## TEXT PASSAGE
>>>

Lessons Learned: Rapid Startup and Large-scale Enrollment
The value of last‑mile execution lies not only in identifying weaknesses, but in revealing which resilience practices can be scaled, transferred, and reused across programs. The last mile of vaccine supply, as Mazzei’s experience shows, revealed lessons that extend well beyond infectious disease to other therapeutic areas and development models.
For example, according to Mazzei, models developed for rapid startup and large‑scale enrollment can translate directly to cardiovascular and metabolic studies. And cold‑chain expertise also applies to oncology, rare diseases, and advanced biologics.
Equally important is the knowledge gained from late‑stage clinical development into early commercial planning. “Practices around routing, storage, pharmacy handling, and site readiness are extremely valuable when products must reach remote locations,” Mazzei says. These insights provide practical guidance for navigating development from early clinical stages through market readiness.
Resilience in a Changing Landscape
Clinical trials don’t happen in a vacuum, though, as most readers know. Consumer behavior, institutional trust, and market dynamics, among other variables, add layers of complexity.
For example, in the U.S., skepticism over vaccines has grown; Ipsos found that between June 2025 and March 2026, public trust in federal childhood vaccine recommendations dropped from 71% to 60%. On a global scale, data tracked between 2015 and 2024 by the Vaccine Confidence Project indicated public confidence in vaccine safety fell across all regions – sometimes by as much as 15 percentage points.
Consequently, public mistrust has hindered research participation. The University of Pennsylvania Leonard Davis Institute showed, based on its paper in BMC Public Health, that when trust in vaccine oversight eroded, fewer people were willing to join vaccine trials.
Despite these indicators, Mazzei remains confident in the long‑term trajectory of vaccine demand. “What we’re seeing needs to be viewed in context,” he says. “During the pandemic, there was an intense push for consumers to get vaccinated. Now it is the opposite.
“What we’re seeing is a temporary response to the previous period,” he continues. “The underlying need for public health solutions remains.” He adds that while regional challenges may exist, they are balanced by strong demand in other parts of the world.
External pressures like these further emphasize why resilience must function in everyday operations, not only in moments of disruption — and why clinical supply must remain actively engaged across the full value chain.
Clinical Supply at the Forefront
In the end, contrary to the claim that invisibility is clinical supply’s superpower, it is the ability to translate strategy into coordinated execution that truly stands at the forefront. Through this integration, clinical supply continuously drives resilience rather than operating as a downstream function. As Mazzei reminds us, the ultimate measure remains simple: “The most important thing is to keep the patient at the center.”

<<<

## RECORDED DATA

>>>

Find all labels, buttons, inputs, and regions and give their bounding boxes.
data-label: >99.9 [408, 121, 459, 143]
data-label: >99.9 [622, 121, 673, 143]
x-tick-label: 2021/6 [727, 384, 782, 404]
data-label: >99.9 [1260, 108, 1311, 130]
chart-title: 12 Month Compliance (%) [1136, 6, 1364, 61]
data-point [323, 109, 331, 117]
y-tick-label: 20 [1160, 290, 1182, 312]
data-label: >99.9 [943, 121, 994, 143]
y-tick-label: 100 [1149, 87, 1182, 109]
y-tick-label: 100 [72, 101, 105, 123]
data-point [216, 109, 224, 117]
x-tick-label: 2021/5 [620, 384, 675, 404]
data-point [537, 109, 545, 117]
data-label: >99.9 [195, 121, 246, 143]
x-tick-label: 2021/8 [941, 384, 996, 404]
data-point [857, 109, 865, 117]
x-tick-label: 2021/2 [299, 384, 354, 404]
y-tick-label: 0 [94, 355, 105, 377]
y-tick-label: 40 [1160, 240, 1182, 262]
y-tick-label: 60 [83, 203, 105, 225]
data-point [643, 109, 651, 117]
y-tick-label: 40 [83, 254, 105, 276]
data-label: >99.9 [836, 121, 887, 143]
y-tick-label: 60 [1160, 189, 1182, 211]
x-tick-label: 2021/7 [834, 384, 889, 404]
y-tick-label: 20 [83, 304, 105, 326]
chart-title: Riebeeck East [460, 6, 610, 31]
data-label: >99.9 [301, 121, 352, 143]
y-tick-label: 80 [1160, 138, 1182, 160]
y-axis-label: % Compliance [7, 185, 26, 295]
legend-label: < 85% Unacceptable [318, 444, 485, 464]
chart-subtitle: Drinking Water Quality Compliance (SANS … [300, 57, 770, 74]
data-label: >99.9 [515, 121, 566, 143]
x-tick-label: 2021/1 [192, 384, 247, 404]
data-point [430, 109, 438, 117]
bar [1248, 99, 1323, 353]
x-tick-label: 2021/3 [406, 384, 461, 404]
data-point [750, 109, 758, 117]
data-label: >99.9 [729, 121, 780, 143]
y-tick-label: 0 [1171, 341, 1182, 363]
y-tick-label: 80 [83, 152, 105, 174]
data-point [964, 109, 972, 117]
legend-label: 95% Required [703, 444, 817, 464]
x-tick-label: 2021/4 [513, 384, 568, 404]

<<<

Transcribe the passage on clinical supply resilience, starting with "Resilience in a" and going on through "join vaccine trials.". You can set the entries aside; nothing here depends on them.

## EXERCISE RESPONSE
Resilience in a Changing Landscape
Clinical trials don’t happen in a vacuum, though, as most readers know. Consumer behavior, institutional trust, and market dynamics, among other variables, add layers of complexity.
For example, in the U.S., skepticism over vaccines has grown; Ipsos found that between June 2025 and March 2026, public trust in federal childhood vaccine recommendations dropped from 71% to 60%. On a global scale, data tracked between 2015 and 2024 by the Vaccine Confidence Project indicated public confidence in vaccine safety fell across all regions – sometimes by as much as 15 percentage points.
Consequently, public mistrust has hindered research participation. The University of Pennsylvania Leonard Davis Institute showed, based on its paper in BMC Public Health, that when trust in vaccine oversight eroded, fewer people were willing to join vaccine trials.